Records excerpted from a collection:
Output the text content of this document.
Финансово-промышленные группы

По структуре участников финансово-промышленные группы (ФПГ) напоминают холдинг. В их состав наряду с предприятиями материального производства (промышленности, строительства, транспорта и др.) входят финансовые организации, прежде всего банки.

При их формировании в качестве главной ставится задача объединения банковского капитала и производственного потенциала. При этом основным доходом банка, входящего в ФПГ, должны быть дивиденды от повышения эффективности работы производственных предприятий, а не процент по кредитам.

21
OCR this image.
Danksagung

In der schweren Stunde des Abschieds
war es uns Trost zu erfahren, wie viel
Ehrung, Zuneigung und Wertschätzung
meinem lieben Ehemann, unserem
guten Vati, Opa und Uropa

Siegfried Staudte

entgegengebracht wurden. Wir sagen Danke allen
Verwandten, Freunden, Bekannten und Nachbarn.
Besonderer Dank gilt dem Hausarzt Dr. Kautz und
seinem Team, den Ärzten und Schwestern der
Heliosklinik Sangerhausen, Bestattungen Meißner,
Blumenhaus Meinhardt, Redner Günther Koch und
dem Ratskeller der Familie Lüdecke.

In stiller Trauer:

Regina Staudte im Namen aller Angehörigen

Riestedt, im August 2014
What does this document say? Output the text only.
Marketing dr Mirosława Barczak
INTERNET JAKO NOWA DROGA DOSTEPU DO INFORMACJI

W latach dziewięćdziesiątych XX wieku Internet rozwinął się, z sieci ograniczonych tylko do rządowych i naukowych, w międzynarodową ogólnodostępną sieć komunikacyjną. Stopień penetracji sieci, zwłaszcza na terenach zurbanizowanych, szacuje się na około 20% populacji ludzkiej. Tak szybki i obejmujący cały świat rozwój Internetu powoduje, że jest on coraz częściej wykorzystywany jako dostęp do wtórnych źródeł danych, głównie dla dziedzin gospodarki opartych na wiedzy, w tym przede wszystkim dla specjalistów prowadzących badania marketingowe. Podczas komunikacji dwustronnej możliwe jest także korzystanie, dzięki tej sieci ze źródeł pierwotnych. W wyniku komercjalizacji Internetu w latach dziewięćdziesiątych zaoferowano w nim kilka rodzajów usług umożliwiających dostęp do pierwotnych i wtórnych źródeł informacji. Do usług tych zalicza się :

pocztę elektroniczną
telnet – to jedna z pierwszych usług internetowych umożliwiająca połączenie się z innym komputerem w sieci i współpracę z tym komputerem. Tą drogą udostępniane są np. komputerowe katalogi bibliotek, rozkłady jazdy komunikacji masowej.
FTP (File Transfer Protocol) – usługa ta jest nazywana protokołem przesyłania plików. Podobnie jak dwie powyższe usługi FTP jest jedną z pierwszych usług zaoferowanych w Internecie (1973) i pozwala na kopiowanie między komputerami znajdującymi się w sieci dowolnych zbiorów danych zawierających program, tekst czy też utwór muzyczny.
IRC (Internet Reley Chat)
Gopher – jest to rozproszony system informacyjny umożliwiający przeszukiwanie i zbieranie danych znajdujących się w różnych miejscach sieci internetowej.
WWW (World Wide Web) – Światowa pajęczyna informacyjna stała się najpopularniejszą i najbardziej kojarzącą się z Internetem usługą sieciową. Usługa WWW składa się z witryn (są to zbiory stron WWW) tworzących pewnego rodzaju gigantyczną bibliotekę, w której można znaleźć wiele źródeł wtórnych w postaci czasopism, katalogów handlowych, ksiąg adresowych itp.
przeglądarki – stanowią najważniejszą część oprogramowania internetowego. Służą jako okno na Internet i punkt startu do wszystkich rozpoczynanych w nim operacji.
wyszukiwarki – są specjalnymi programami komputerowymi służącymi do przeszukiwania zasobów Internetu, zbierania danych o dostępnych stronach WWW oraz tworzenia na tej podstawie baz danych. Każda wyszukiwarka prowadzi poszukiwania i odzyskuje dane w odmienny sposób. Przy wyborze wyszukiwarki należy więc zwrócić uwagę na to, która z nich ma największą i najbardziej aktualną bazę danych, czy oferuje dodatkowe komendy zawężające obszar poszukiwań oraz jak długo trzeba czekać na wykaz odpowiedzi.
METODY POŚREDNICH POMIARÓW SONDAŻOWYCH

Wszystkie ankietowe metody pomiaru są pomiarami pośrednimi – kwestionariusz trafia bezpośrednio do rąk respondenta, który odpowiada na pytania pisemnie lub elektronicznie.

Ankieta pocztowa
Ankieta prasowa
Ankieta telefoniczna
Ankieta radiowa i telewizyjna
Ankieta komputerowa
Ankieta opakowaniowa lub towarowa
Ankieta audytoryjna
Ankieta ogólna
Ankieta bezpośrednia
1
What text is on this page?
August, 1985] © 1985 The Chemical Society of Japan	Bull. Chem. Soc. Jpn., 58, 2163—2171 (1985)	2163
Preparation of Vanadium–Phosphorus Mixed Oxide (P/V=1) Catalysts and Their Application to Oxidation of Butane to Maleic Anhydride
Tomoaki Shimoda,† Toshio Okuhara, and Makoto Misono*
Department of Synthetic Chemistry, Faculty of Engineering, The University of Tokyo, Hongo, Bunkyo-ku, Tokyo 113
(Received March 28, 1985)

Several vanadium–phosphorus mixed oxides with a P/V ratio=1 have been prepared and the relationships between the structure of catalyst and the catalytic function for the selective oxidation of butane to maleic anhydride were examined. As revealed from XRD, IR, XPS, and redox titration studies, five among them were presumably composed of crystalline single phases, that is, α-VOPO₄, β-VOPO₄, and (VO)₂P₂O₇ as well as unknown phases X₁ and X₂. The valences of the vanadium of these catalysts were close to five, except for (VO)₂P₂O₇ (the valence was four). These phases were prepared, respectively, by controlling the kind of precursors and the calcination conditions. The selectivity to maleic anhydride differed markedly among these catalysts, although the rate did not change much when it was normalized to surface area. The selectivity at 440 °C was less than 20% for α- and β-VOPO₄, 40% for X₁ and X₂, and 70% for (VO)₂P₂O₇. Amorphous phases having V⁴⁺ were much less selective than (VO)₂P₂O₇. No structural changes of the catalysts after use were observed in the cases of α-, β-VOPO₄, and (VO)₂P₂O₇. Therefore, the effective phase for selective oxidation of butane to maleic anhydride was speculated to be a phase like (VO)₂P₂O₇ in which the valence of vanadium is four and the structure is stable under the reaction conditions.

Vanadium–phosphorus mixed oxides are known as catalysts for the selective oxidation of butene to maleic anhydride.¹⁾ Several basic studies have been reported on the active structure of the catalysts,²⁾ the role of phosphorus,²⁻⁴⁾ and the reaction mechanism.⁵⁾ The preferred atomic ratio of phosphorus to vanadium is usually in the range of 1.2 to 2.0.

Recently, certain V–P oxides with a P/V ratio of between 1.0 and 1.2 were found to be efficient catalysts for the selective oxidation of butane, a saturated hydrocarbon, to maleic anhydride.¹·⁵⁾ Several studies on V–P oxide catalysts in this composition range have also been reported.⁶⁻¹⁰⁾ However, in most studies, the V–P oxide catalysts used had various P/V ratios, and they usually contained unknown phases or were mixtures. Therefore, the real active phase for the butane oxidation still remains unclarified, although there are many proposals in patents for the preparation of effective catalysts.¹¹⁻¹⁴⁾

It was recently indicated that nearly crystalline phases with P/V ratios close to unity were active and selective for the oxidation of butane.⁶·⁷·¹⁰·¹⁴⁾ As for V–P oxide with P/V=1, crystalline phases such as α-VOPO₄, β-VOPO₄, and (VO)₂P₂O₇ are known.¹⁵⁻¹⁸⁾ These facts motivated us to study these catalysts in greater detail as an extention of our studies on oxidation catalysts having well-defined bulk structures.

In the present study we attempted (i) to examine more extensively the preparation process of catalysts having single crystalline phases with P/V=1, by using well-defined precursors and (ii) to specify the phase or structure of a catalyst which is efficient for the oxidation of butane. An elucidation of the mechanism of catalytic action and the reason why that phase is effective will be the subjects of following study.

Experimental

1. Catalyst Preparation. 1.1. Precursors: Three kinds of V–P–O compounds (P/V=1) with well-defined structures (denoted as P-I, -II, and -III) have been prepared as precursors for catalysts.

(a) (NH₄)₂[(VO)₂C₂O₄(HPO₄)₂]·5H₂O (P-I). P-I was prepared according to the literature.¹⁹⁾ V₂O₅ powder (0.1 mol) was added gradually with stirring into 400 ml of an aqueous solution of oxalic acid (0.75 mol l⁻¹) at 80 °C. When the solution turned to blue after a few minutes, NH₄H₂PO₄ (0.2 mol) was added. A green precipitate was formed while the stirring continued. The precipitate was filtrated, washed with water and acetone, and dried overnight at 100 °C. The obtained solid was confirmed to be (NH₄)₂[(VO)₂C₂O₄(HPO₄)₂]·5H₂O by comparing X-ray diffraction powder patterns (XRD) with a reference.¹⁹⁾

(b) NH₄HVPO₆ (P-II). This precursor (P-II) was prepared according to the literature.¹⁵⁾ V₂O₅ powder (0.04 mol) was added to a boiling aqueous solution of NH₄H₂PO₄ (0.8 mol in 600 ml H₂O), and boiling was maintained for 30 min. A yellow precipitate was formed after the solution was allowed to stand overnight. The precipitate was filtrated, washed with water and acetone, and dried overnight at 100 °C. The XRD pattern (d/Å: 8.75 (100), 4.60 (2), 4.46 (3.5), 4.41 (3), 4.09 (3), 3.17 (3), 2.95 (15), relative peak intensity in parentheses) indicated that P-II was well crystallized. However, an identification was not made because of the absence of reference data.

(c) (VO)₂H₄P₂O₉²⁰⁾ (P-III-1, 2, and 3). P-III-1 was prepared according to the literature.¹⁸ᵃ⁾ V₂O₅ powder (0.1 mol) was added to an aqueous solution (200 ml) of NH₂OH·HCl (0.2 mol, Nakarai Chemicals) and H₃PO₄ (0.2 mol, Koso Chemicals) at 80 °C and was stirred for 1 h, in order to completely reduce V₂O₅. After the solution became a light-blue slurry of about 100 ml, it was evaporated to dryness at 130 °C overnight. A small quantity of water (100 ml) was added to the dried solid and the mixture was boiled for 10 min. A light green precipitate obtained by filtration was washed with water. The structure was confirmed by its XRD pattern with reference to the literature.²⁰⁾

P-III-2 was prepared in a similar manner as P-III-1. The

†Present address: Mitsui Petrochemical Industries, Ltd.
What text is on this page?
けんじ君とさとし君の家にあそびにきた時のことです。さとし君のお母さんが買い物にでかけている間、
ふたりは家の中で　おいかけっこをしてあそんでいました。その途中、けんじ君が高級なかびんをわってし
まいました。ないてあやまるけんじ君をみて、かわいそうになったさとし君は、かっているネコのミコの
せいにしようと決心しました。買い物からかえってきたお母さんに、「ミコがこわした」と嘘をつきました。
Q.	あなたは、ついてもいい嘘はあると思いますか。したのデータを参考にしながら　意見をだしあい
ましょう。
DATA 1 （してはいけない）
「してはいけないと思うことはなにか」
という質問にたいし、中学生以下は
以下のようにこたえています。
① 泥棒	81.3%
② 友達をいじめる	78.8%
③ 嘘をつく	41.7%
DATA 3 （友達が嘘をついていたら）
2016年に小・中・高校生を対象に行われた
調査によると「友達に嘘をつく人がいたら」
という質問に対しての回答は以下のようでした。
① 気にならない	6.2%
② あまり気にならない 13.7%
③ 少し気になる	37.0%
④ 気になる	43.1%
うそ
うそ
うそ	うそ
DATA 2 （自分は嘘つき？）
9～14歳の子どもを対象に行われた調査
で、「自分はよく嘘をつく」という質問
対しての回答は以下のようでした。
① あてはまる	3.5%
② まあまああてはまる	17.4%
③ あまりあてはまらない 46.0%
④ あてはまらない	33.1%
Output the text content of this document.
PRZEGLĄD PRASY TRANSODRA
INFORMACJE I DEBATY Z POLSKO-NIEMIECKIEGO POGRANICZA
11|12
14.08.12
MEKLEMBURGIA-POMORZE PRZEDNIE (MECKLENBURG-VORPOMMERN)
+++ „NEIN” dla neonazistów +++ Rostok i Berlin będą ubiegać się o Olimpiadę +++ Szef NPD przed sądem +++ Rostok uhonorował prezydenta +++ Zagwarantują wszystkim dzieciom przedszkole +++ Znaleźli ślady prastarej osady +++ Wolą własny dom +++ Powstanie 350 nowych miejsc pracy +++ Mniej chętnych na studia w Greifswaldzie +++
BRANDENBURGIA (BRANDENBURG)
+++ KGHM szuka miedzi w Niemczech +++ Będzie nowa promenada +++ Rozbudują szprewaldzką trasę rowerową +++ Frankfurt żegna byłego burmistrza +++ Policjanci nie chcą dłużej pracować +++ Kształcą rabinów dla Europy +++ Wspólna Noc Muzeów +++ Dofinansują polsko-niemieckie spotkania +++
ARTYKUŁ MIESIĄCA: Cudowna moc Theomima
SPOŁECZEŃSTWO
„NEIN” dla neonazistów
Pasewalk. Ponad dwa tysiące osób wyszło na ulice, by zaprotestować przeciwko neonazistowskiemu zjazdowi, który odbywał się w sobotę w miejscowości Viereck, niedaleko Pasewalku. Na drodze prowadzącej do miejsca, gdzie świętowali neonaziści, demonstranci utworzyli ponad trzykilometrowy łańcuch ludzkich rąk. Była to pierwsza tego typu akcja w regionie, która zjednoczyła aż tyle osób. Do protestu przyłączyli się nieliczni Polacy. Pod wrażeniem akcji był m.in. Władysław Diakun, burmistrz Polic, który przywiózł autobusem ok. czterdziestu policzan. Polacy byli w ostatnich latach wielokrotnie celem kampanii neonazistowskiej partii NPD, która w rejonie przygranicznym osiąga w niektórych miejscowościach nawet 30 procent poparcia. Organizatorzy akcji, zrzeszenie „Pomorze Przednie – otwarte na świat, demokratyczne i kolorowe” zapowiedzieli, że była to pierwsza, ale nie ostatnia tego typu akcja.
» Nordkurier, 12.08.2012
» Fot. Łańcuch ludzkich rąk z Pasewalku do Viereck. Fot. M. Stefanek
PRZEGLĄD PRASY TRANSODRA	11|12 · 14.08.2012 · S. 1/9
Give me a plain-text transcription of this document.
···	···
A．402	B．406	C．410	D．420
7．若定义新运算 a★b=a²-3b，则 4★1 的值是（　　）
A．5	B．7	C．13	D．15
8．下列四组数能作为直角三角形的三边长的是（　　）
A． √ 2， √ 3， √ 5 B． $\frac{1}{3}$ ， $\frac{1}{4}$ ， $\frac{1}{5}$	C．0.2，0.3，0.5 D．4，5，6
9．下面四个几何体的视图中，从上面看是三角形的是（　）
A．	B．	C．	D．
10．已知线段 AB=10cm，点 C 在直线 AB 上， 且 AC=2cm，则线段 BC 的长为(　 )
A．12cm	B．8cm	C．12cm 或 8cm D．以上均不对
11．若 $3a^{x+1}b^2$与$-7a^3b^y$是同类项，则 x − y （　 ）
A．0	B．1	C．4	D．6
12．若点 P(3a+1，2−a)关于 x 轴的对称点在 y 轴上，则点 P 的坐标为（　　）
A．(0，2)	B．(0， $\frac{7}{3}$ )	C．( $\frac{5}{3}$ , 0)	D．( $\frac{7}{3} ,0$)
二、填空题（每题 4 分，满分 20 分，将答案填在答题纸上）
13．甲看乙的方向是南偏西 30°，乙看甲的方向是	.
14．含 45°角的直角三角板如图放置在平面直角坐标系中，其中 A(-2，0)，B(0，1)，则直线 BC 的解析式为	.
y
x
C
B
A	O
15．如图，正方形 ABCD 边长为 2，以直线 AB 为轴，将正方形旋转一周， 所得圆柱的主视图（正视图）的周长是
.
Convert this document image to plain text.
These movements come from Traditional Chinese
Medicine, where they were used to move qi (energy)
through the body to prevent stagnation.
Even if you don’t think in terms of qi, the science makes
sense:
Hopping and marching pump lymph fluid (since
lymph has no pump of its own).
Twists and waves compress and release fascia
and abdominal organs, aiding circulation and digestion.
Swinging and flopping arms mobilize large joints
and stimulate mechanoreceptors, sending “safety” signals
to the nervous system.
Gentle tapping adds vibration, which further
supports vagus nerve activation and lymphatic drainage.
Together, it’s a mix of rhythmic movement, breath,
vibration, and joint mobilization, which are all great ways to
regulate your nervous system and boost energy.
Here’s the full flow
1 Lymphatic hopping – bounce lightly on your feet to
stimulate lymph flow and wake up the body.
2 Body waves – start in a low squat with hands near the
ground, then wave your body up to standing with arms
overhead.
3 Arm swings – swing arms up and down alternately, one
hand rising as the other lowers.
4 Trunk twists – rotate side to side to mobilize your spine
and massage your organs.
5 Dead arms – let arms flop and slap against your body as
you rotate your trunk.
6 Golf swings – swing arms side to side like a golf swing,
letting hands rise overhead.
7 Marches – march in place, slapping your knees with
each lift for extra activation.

• YOUR OBJECTIVE: Respond with the number of lines containing "plain" and no additional words.

• COMPLETE ANSWER: 2